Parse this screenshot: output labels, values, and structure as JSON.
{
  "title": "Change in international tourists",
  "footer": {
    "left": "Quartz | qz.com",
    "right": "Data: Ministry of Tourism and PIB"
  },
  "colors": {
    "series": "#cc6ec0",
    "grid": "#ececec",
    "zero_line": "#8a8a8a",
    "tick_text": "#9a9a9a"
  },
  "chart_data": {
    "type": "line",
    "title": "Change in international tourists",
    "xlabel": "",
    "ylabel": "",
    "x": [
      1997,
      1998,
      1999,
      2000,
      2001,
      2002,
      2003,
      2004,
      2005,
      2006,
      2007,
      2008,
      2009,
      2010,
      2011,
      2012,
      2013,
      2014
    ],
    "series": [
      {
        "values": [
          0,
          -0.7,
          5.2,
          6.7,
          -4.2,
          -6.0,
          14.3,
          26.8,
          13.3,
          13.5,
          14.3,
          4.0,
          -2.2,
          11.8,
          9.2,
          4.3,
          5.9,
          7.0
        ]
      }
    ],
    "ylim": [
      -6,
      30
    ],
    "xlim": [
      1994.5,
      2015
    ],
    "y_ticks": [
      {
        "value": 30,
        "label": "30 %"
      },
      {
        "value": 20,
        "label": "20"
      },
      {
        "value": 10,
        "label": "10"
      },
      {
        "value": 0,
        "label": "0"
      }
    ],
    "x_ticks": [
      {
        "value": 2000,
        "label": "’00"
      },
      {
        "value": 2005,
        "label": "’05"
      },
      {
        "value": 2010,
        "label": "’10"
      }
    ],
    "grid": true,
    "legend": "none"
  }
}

[Given exercise] Gather up the lines that contain the word "tourists".

[Reply]
  "title": "Change in international tourists",
    "title": "Change in international tourists",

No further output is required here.